## The task
For the data below, work out how many lines contain the word "ylabel" and supply only that number.

## Given data
[BEGIN]
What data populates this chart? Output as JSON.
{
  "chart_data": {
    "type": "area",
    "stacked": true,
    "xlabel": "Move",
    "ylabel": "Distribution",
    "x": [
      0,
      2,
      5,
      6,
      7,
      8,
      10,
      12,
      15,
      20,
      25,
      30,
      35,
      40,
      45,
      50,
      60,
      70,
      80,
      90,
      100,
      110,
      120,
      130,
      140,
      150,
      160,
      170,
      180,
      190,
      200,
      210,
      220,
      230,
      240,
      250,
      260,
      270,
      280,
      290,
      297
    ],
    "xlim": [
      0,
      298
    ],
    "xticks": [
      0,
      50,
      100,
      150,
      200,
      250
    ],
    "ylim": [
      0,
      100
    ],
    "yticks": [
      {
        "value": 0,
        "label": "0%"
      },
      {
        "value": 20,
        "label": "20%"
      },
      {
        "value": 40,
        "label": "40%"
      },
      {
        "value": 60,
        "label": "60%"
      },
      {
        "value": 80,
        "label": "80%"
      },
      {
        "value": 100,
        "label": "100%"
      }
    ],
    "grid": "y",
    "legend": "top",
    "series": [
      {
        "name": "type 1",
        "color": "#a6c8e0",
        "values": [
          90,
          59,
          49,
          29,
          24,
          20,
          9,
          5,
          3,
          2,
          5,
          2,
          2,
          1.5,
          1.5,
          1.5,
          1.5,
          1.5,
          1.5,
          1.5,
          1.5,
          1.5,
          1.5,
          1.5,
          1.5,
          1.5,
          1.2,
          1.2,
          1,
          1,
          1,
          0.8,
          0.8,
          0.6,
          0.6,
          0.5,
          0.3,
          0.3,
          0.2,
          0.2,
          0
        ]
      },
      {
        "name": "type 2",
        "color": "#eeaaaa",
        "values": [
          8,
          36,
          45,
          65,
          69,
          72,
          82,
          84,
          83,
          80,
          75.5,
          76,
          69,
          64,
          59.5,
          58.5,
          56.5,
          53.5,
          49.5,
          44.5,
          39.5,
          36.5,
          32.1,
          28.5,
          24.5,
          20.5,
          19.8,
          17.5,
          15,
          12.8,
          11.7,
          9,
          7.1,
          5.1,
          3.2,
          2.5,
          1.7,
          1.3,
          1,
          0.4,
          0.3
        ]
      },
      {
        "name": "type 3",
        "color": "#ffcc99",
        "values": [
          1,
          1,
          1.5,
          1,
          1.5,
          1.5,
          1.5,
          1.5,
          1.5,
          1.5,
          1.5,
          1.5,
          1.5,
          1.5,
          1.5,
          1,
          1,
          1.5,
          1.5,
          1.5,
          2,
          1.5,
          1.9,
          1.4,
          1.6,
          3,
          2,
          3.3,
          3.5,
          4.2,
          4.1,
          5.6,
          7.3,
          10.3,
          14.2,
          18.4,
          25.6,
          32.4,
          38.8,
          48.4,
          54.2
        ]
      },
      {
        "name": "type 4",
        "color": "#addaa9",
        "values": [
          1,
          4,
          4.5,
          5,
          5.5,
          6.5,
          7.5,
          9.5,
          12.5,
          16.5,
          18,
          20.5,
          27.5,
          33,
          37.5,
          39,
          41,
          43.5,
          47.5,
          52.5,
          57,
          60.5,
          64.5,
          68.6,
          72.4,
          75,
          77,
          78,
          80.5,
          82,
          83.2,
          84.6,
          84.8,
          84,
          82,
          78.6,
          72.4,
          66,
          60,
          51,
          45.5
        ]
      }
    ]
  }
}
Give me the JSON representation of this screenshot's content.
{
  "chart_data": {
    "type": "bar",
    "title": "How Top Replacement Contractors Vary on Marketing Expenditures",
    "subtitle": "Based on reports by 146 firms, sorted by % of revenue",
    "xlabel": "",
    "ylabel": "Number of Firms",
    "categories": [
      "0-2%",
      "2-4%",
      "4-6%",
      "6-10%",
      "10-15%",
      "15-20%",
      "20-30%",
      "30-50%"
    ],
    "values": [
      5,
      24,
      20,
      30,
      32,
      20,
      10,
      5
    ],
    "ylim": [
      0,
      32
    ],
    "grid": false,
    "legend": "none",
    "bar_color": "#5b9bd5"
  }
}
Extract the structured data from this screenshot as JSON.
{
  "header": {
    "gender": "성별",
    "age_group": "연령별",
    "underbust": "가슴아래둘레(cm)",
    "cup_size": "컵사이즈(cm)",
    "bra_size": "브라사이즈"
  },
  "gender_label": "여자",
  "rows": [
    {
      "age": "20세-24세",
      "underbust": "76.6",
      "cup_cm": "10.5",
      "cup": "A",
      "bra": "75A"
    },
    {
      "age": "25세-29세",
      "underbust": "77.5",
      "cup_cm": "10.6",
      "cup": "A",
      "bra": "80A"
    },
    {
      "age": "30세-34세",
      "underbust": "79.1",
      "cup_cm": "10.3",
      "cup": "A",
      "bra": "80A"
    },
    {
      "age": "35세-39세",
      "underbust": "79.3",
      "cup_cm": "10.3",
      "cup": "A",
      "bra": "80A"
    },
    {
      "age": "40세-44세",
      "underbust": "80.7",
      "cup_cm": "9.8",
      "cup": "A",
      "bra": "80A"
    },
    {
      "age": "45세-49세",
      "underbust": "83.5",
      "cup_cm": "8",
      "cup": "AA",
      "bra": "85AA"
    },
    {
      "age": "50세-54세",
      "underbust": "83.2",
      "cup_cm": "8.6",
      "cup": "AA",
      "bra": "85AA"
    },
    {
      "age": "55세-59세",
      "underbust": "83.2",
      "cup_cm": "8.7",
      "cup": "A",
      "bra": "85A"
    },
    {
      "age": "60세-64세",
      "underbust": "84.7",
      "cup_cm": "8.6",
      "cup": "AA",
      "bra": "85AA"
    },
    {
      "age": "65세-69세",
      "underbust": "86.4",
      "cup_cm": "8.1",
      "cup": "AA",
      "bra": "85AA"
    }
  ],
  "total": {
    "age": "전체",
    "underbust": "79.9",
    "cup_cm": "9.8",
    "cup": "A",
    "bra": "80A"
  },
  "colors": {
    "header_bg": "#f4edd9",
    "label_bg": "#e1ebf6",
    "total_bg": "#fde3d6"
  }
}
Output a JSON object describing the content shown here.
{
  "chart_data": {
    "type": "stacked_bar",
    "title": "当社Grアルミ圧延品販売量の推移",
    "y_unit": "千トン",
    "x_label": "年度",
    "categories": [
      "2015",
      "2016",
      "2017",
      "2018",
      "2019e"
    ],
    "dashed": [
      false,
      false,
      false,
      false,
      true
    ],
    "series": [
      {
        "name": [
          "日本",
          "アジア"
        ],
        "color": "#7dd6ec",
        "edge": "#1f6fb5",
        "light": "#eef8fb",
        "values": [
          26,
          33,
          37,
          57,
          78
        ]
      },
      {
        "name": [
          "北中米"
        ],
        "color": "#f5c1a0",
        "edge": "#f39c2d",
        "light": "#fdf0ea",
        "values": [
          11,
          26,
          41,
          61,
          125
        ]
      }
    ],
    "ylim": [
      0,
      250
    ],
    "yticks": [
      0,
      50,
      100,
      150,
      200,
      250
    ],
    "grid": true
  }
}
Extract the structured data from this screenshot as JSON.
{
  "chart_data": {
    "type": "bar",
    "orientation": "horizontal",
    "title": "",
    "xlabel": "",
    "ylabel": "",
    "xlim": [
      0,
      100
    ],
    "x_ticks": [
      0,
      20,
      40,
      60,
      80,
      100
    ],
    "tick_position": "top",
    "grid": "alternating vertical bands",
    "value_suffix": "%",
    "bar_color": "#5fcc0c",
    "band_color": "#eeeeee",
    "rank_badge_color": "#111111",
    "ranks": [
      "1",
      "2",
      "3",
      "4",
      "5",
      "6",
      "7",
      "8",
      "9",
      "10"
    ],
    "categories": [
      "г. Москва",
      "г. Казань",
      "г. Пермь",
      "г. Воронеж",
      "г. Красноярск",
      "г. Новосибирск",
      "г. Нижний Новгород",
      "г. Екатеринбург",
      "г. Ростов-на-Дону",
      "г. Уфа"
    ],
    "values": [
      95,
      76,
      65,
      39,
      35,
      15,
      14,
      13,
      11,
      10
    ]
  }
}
[END]
## The solution
3